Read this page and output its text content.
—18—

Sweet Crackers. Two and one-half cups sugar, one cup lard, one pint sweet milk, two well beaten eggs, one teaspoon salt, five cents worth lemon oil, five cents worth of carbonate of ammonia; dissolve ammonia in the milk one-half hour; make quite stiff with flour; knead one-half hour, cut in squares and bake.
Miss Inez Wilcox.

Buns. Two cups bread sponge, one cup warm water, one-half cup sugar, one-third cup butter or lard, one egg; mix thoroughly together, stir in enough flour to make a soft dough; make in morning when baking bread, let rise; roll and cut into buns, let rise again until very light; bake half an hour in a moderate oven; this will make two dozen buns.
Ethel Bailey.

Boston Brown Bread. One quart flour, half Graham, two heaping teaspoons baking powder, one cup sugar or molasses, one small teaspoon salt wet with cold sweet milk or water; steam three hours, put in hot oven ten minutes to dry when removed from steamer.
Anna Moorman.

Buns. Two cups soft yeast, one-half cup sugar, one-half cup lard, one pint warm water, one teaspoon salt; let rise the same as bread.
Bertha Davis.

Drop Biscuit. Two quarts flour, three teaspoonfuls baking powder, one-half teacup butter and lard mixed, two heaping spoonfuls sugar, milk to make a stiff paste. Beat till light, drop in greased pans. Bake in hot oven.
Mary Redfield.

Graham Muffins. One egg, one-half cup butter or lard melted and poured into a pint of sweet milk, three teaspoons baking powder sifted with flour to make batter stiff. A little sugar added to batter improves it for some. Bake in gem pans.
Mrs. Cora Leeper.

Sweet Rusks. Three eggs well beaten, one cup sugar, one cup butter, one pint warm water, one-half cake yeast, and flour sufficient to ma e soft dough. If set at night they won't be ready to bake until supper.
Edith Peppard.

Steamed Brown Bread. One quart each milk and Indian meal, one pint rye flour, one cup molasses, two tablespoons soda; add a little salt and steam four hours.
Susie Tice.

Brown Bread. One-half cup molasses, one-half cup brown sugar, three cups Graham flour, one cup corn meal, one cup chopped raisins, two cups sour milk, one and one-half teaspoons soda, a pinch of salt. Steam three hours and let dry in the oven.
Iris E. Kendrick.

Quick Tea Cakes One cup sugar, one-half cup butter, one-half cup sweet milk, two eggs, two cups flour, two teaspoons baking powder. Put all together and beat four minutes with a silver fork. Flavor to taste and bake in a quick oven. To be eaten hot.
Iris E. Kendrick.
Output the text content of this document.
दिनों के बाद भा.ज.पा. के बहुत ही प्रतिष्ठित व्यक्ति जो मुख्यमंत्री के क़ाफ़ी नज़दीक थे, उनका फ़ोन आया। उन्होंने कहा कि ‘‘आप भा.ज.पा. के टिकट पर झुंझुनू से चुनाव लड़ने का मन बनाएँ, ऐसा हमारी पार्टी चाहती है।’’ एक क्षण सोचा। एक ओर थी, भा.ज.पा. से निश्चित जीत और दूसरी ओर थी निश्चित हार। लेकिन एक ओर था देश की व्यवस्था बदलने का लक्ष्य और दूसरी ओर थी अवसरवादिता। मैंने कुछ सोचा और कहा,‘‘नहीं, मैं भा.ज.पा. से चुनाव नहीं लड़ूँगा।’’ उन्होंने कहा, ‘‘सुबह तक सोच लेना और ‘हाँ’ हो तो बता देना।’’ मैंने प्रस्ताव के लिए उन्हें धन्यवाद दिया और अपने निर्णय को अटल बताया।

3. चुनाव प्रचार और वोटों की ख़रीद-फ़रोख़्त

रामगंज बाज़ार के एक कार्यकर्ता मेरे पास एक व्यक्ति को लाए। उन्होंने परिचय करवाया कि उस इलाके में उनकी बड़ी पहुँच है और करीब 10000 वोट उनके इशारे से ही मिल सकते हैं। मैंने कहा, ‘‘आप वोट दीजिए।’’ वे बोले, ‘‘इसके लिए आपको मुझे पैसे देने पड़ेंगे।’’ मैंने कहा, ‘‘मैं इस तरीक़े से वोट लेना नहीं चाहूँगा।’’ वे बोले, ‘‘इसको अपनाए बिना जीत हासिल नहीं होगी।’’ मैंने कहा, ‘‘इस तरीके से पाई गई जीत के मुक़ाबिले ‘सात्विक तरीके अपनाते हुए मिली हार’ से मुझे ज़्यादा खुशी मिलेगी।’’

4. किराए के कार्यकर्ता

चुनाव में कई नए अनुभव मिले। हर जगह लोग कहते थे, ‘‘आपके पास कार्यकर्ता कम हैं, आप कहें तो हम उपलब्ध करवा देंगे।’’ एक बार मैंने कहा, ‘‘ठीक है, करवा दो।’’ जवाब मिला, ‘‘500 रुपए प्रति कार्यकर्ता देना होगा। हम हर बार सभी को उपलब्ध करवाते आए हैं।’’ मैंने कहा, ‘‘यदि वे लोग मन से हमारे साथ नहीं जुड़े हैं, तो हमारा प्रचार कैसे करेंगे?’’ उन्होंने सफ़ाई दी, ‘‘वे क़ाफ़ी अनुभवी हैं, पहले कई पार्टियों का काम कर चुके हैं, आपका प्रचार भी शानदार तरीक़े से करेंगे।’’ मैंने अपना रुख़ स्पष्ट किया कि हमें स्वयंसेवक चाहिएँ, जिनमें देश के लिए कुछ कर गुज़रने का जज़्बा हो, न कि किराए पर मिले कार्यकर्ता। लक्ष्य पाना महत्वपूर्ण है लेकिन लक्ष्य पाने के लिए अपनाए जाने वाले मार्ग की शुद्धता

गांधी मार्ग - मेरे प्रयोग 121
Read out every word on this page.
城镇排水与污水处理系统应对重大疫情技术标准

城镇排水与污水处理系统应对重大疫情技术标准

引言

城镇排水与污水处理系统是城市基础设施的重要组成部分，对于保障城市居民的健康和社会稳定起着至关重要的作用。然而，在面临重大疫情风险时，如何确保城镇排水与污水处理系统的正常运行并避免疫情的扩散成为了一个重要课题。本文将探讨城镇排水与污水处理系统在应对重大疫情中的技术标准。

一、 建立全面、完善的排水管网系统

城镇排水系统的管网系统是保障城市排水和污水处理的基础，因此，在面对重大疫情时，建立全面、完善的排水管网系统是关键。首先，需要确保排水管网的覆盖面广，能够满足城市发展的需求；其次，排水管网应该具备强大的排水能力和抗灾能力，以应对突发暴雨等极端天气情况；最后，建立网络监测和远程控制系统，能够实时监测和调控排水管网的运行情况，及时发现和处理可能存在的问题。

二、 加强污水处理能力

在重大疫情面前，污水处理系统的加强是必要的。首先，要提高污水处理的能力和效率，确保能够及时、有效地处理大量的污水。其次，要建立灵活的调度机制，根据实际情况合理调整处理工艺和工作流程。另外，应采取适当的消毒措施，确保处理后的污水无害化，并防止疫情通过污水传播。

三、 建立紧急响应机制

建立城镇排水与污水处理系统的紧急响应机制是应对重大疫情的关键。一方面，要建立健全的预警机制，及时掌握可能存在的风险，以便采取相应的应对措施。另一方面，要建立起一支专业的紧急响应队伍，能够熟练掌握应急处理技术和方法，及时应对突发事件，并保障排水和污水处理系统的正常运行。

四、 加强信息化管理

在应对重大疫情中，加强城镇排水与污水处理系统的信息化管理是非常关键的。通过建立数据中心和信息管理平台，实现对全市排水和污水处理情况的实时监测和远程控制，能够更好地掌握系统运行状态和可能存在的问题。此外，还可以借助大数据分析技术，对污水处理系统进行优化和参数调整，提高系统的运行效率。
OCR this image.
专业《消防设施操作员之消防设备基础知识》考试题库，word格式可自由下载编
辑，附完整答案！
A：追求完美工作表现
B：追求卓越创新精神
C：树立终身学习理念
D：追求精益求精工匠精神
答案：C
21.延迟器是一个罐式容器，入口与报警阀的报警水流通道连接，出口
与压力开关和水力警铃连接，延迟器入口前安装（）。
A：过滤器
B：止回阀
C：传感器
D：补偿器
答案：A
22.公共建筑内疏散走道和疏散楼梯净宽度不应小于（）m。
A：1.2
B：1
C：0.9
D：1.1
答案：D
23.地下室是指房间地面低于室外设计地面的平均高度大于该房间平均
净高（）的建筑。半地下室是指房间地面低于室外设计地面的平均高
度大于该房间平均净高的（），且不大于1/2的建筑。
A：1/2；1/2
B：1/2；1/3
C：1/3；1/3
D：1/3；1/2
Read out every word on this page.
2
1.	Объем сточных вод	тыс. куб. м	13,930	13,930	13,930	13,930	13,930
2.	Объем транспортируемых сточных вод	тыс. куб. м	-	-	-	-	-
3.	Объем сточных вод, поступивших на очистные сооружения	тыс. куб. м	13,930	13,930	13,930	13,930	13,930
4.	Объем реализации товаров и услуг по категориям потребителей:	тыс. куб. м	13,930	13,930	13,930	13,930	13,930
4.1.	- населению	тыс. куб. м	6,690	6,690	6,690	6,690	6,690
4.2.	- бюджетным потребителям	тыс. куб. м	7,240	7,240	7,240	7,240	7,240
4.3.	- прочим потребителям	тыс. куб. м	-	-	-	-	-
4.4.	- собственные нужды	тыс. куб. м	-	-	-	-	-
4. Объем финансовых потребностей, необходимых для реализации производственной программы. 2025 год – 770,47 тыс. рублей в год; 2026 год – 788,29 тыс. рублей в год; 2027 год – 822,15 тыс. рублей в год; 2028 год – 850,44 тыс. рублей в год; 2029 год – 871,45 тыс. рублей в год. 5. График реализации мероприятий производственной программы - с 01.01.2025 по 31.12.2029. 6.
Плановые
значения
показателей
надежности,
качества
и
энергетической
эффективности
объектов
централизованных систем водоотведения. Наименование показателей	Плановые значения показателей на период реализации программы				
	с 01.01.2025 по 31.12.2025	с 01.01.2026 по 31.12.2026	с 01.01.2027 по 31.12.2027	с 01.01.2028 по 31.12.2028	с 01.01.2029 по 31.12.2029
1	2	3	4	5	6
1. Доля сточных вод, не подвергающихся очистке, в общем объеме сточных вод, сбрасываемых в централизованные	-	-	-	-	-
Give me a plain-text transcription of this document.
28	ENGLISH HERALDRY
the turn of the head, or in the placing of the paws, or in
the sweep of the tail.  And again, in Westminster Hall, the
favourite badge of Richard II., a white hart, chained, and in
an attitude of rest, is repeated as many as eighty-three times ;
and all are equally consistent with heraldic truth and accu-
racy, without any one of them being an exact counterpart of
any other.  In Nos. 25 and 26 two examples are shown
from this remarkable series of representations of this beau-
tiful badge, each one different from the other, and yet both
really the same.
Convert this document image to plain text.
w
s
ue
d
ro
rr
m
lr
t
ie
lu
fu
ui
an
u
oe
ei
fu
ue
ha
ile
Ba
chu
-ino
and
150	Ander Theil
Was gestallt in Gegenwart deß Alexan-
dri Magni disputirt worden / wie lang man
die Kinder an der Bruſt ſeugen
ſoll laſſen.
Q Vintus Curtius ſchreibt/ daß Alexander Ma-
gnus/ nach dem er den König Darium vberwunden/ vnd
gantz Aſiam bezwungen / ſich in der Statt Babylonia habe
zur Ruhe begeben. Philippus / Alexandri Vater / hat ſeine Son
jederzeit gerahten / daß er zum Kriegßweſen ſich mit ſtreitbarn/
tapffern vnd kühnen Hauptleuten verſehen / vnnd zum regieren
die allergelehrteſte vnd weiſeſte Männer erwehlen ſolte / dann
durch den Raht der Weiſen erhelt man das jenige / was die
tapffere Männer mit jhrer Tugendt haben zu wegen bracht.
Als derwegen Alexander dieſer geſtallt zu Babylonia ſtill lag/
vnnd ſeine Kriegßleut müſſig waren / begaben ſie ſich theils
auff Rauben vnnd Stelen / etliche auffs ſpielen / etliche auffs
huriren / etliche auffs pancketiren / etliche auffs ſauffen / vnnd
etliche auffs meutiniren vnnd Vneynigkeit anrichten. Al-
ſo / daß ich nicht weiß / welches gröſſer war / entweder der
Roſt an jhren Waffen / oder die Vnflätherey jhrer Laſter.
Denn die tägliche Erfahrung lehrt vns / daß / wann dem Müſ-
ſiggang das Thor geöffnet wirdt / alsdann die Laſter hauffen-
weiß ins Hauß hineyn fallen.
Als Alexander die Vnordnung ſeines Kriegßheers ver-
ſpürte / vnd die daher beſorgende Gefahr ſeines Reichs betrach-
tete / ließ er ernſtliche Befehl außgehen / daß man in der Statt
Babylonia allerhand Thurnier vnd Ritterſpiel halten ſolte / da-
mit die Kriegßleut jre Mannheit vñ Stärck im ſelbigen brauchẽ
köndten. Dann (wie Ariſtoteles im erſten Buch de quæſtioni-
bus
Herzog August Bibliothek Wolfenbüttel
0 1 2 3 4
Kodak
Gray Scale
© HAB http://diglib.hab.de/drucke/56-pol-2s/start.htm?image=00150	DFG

──────────

WORK TO DO
Go over the entries above and say how many lines hold the string "Alexander", with no other text.

ANSWER BELOW
3